_What the task requires_. Every line of the records must be repeated exactly; pictures stay out.

_Extracted entries_.

━━━━━━━━━━

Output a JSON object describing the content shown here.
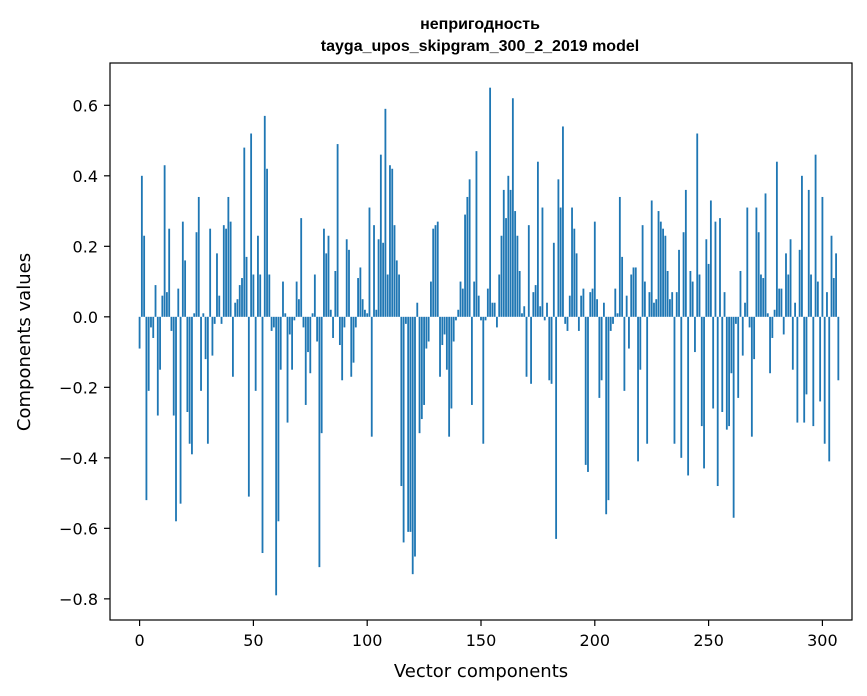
{
  "chart_data": {
    "type": "bar",
    "title": "непригодность",
    "subtitle": "tayga_upos_skipgram_300_2_2019 model",
    "xlabel": "Vector components",
    "ylabel": "Components values",
    "xlim": [
      -13,
      313
    ],
    "ylim": [
      -0.86,
      0.72
    ],
    "xticks": [
      0,
      50,
      100,
      150,
      200,
      250,
      300
    ],
    "xtick_labels": [
      "0",
      "50",
      "100",
      "150",
      "200",
      "250",
      "300"
    ],
    "yticks": [
      -0.8,
      -0.6,
      -0.4,
      -0.2,
      0.0,
      0.2,
      0.4,
      0.6
    ],
    "ytick_labels": [
      "−0.8",
      "−0.6",
      "−0.4",
      "−0.2",
      "0.0",
      "0.2",
      "0.4",
      "0.6"
    ],
    "grid": false,
    "bar_color": "#1f77b4",
    "x_start": 0,
    "values": [
      -0.09,
      0.4,
      0.23,
      -0.52,
      -0.21,
      -0.03,
      -0.06,
      0.09,
      -0.28,
      -0.15,
      0.06,
      0.43,
      0.07,
      0.25,
      -0.04,
      -0.28,
      -0.58,
      0.08,
      -0.53,
      0.27,
      0.16,
      -0.27,
      -0.36,
      -0.39,
      0.01,
      0.24,
      0.34,
      -0.21,
      0.01,
      -0.12,
      -0.36,
      0.25,
      -0.11,
      -0.02,
      0.18,
      0.06,
      -0.02,
      0.26,
      0.25,
      0.34,
      0.27,
      -0.17,
      0.04,
      0.05,
      0.09,
      0.11,
      0.48,
      0.17,
      -0.51,
      0.52,
      0.12,
      -0.21,
      0.23,
      0.12,
      -0.67,
      0.57,
      0.42,
      0.12,
      -0.04,
      -0.03,
      -0.79,
      -0.58,
      -0.15,
      0.1,
      0.01,
      -0.3,
      -0.05,
      -0.15,
      -0.01,
      0.1,
      0.05,
      0.28,
      -0.03,
      -0.25,
      -0.1,
      -0.16,
      0.01,
      0.12,
      -0.07,
      -0.71,
      -0.33,
      0.25,
      0.18,
      0.23,
      0.02,
      -0.06,
      0.13,
      0.49,
      -0.08,
      -0.18,
      -0.03,
      0.22,
      0.19,
      -0.17,
      -0.13,
      -0.03,
      0.11,
      0.14,
      0.05,
      0.02,
      0.01,
      0.31,
      -0.34,
      0.26,
      0.02,
      0.22,
      0.46,
      0.21,
      0.59,
      0.12,
      0.43,
      0.42,
      0.26,
      0.16,
      0.12,
      -0.48,
      -0.64,
      -0.02,
      -0.61,
      -0.61,
      -0.73,
      -0.68,
      0.04,
      -0.33,
      -0.29,
      -0.25,
      -0.09,
      -0.07,
      0.1,
      0.25,
      0.26,
      0.27,
      -0.17,
      -0.08,
      -0.05,
      -0.15,
      -0.34,
      -0.26,
      -0.07,
      -0.01,
      0.02,
      0.1,
      0.08,
      0.29,
      0.34,
      0.39,
      -0.25,
      0.1,
      0.47,
      0.06,
      -0.01,
      -0.36,
      -0.01,
      0.08,
      0.65,
      0.04,
      0.04,
      -0.03,
      0.12,
      0.23,
      0.36,
      0.28,
      0.4,
      0.36,
      0.62,
      0.3,
      0.23,
      0.13,
      0.01,
      0.03,
      -0.17,
      0.26,
      -0.19,
      0.07,
      0.09,
      0.44,
      0.03,
      0.31,
      -0.01,
      0.04,
      -0.18,
      -0.19,
      0.21,
      -0.63,
      0.39,
      0.31,
      0.54,
      -0.02,
      -0.04,
      0.06,
      0.31,
      0.25,
      0.18,
      -0.04,
      0.06,
      0.08,
      -0.42,
      -0.44,
      0.07,
      0.08,
      0.27,
      0.05,
      -0.23,
      -0.18,
      0.04,
      -0.56,
      -0.52,
      -0.04,
      -0.02,
      0.08,
      0.01,
      0.34,
      0.17,
      -0.21,
      0.06,
      -0.09,
      0.12,
      0.14,
      0.14,
      -0.41,
      -0.15,
      0.26,
      0.1,
      -0.36,
      0.07,
      0.33,
      0.04,
      0.05,
      0.3,
      0.27,
      0.25,
      0.23,
      0.13,
      0.05,
      0.07,
      -0.36,
      0.07,
      0.19,
      -0.4,
      0.24,
      0.36,
      -0.45,
      0.13,
      0.1,
      -0.1,
      0.52,
      0.12,
      -0.31,
      -0.43,
      0.22,
      0.15,
      0.33,
      -0.26,
      0.27,
      -0.48,
      0.28,
      -0.27,
      0.07,
      -0.32,
      -0.31,
      -0.16,
      -0.57,
      -0.02,
      -0.23,
      0.13,
      -0.11,
      0.04,
      0.31,
      -0.03,
      -0.34,
      -0.12,
      0.31,
      0.24,
      0.12,
      0.11,
      0.35,
      0.01,
      -0.16,
      -0.06,
      0.02,
      0.44,
      0.08,
      0.08,
      -0.05,
      0.18,
      0.12,
      0.22,
      -0.15,
      0.04,
      -0.3,
      0.19,
      0.4,
      -0.3,
      -0.22,
      0.36,
      0.12,
      -0.31,
      0.46,
      0.1,
      -0.24,
      0.34,
      -0.36,
      0.07,
      -0.41,
      0.23,
      0.11,
      0.18,
      -0.18
    ]
  }
}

━━━━━━━━━━

_Solution to this problem_.
Output a JSON object describing the content shown here.
{
  "chart_data": {
    "type": "bar",
    "title": "непригодность",
    "subtitle": "tayga_upos_skipgram_300_2_2019 model",
    "xlabel": "Vector components",
    "ylabel": "Components values",
    "xlim": [
      -13,
      313
    ],
    "ylim": [
      -0.86,
      0.72
    ],
    "xticks": [
      0,
      50,
      100,
      150,
      200,
      250,
      300
    ],
    "xtick_labels": [
      "0",
      "50",
      "100",
      "150",
      "200",
      "250",
      "300"
    ],
    "yticks": [
      -0.8,
      -0.6,
      -0.4,
      -0.2,
      0.0,
      0.2,
      0.4,
      0.6
    ],
    "ytick_labels": [
      "−0.8",
      "−0.6",
      "−0.4",
      "−0.2",
      "0.0",
      "0.2",
      "0.4",
      "0.6"
    ],
    "grid": false,
    "bar_color": "#1f77b4",
    "x_start": 0,
    "values": [
      -0.09,
      0.4,
      0.23,
      -0.52,
      -0.21,
      -0.03,
      -0.06,
      0.09,
      -0.28,
      -0.15,
      0.06,
      0.43,
      0.07,
      0.25,
      -0.04,
      -0.28,
      -0.58,
      0.08,
      -0.53,
      0.27,
      0.16,
      -0.27,
      -0.36,
      -0.39,
      0.01,
      0.24,
      0.34,
      -0.21,
      0.01,
      -0.12,
      -0.36,
      0.25,
      -0.11,
      -0.02,
      0.18,
      0.06,
      -0.02,
      0.26,
      0.25,
      0.34,
      0.27,
      -0.17,
      0.04,
      0.05,
      0.09,
      0.11,
      0.48,
      0.17,
      -0.51,
      0.52,
      0.12,
      -0.21,
      0.23,
      0.12,
      -0.67,
      0.57,
      0.42,
      0.12,
      -0.04,
      -0.03,
      -0.79,
      -0.58,
      -0.15,
      0.1,
      0.01,
      -0.3,
      -0.05,
      -0.15,
      -0.01,
      0.1,
      0.05,
      0.28,
      -0.03,
      -0.25,
      -0.1,
      -0.16,
      0.01,
      0.12,
      -0.07,
      -0.71,
      -0.33,
      0.25,
      0.18,
      0.23,
      0.02,
      -0.06,
      0.13,
      0.49,
      -0.08,
      -0.18,
      -0.03,
      0.22,
      0.19,
      -0.17,
      -0.13,
      -0.03,
      0.11,
      0.14,
      0.05,
      0.02,
      0.01,
      0.31,
      -0.34,
      0.26,
      0.02,
      0.22,
      0.46,
      0.21,
      0.59,
      0.12,
      0.43,
      0.42,
      0.26,
      0.16,
      0.12,
      -0.48,
      -0.64,
      -0.02,
      -0.61,
      -0.61,
      -0.73,
      -0.68,
      0.04,
      -0.33,
      -0.29,
      -0.25,
      -0.09,
      -0.07,
      0.1,
      0.25,
      0.26,
      0.27,
      -0.17,
      -0.08,
      -0.05,
      -0.15,
      -0.34,
      -0.26,
      -0.07,
      -0.01,
      0.02,
      0.1,
      0.08,
      0.29,
      0.34,
      0.39,
      -0.25,
      0.1,
      0.47,
      0.06,
      -0.01,
      -0.36,
      -0.01,
      0.08,
      0.65,
      0.04,
      0.04,
      -0.03,
      0.12,
      0.23,
      0.36,
      0.28,
      0.4,
      0.36,
      0.62,
      0.3,
      0.23,
      0.13,
      0.01,
      0.03,
      -0.17,
      0.26,
      -0.19,
      0.07,
      0.09,
      0.44,
      0.03,
      0.31,
      -0.01,
      0.04,
      -0.18,
      -0.19,
      0.21,
      -0.63,
      0.39,
      0.31,
      0.54,
      -0.02,
      -0.04,
      0.06,
      0.31,
      0.25,
      0.18,
      -0.04,
      0.06,
      0.08,
      -0.42,
      -0.44,
      0.07,
      0.08,
      0.27,
      0.05,
      -0.23,
      -0.18,
      0.04,
      -0.56,
      -0.52,
      -0.04,
      -0.02,
      0.08,
      0.01,
      0.34,
      0.17,
      -0.21,
      0.06,
      -0.09,
      0.12,
      0.14,
      0.14,
      -0.41,
      -0.15,
      0.26,
      0.1,
      -0.36,
      0.07,
      0.33,
      0.04,
      0.05,
      0.3,
      0.27,
      0.25,
      0.23,
      0.13,
      0.05,
      0.07,
      -0.36,
      0.07,
      0.19,
      -0.4,
      0.24,
      0.36,
      -0.45,
      0.13,
      0.1,
      -0.1,
      0.52,
      0.12,
      -0.31,
      -0.43,
      0.22,
      0.15,
      0.33,
      -0.26,
      0.27,
      -0.48,
      0.28,
      -0.27,
      0.07,
      -0.32,
      -0.31,
      -0.16,
      -0.57,
      -0.02,
      -0.23,
      0.13,
      -0.11,
      0.04,
      0.31,
      -0.03,
      -0.34,
      -0.12,
      0.31,
      0.24,
      0.12,
      0.11,
      0.35,
      0.01,
      -0.16,
      -0.06,
      0.02,
      0.44,
      0.08,
      0.08,
      -0.05,
      0.18,
      0.12,
      0.22,
      -0.15,
      0.04,
      -0.3,
      0.19,
      0.4,
      -0.3,
      -0.22,
      0.36,
      0.12,
      -0.31,
      0.46,
      0.1,
      -0.24,
      0.34,
      -0.36,
      0.07,
      -0.41,
      0.23,
      0.11,
      0.18,
      -0.18
    ]
  }
}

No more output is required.